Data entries
──────
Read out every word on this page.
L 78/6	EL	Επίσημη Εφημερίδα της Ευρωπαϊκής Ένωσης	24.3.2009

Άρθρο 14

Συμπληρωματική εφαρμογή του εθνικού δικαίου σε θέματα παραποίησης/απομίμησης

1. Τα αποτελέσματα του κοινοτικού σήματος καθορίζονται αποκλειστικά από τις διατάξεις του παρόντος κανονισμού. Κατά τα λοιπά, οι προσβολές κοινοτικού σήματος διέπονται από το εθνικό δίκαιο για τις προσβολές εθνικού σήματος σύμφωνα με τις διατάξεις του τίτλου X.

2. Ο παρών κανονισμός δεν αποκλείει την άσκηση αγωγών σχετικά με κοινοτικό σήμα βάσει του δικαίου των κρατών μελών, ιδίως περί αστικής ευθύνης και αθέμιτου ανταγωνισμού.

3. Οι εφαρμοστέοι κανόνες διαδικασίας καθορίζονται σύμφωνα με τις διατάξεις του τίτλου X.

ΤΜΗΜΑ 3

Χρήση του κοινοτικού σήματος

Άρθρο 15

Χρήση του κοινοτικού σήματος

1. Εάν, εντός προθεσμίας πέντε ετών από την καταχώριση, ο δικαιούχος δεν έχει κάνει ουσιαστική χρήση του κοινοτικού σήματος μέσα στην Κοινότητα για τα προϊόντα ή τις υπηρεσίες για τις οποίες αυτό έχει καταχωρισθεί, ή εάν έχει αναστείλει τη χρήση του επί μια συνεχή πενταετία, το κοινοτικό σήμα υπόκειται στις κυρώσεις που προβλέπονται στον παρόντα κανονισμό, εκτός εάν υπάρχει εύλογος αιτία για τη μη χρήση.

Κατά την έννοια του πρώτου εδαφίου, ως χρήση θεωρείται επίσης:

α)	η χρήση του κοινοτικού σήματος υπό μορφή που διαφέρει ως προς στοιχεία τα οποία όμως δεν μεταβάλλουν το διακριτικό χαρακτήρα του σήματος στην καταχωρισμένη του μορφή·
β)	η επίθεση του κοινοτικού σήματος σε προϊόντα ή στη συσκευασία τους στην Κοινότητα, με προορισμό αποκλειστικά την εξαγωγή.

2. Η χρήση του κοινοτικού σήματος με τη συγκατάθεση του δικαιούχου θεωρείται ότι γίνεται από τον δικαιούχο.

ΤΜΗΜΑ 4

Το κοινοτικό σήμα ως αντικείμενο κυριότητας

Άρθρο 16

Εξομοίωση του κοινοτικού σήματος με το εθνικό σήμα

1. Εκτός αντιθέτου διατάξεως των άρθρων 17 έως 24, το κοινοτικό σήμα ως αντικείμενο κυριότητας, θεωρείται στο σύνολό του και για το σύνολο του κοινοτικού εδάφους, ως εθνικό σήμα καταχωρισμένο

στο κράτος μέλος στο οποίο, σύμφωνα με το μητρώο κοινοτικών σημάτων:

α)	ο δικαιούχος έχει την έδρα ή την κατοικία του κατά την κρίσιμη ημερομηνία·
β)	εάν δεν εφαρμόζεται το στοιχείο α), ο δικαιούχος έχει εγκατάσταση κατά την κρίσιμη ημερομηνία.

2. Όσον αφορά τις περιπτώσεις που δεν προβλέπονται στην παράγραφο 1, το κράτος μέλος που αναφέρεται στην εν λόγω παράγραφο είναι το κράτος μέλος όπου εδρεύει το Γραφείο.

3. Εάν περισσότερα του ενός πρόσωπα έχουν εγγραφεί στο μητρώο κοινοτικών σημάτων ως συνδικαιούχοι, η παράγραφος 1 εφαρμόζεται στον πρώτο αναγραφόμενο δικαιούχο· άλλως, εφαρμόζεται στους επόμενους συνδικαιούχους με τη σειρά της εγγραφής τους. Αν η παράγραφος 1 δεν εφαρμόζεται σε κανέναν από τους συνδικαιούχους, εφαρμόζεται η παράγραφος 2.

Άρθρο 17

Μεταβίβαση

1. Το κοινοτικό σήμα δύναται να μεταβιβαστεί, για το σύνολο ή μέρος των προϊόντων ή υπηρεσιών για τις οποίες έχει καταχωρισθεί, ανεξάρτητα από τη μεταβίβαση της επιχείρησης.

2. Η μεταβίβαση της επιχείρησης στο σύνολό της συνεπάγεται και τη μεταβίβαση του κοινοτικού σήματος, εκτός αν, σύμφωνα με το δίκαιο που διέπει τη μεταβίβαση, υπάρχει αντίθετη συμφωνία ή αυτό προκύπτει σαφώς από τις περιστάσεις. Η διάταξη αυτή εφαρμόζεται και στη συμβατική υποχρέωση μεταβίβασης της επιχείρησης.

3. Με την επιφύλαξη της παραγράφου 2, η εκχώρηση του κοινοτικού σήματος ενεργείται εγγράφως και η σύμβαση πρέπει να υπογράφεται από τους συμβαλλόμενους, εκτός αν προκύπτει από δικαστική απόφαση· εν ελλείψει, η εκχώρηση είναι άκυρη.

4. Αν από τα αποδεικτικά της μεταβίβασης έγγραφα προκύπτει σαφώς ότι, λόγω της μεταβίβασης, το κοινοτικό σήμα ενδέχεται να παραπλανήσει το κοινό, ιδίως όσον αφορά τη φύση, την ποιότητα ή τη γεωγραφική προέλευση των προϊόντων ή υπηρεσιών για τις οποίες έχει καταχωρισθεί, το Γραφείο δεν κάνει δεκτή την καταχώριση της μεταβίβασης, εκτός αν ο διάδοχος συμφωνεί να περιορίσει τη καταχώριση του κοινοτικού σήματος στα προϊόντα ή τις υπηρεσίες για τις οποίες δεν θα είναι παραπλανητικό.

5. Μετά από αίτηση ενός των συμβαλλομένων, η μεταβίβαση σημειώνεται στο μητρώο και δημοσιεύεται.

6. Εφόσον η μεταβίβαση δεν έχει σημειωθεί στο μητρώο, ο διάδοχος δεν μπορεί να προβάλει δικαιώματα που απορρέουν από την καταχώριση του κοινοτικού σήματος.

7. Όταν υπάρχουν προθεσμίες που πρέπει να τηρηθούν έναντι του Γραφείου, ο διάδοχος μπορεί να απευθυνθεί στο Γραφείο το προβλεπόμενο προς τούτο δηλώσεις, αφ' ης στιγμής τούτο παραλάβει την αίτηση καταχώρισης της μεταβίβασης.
──────
Exercise details
All lines that include "σύνολό" are to be gathered and copied.

Solution for this exercise
1. Εκτός αντιθέτου διατάξεως των άρθρων 17 έως 24, το κοινοτικό σήμα ως αντικείμενο κυριότητας, θεωρείται στο σύνολό του και για το σύνολο του κοινοτικού εδάφους, ως εθνικό σήμα καταχωρισμένο
2. Η μεταβίβαση της επιχείρησης στο σύνολό της συνεπάγεται και τη μεταβίβαση του κοινοτικού σήματος, εκτός αν, σύμφωνα με το δίκαιο που διέπει τη μεταβίβαση, υπάρχει αντίθετη συμφωνία ή αυτό προκύπτει σαφώς από τις περιστάσεις. Η διάταξη αυτή εφαρμόζεται και στη συμβατική υποχρέωση μεταβίβασης της επιχείρησης.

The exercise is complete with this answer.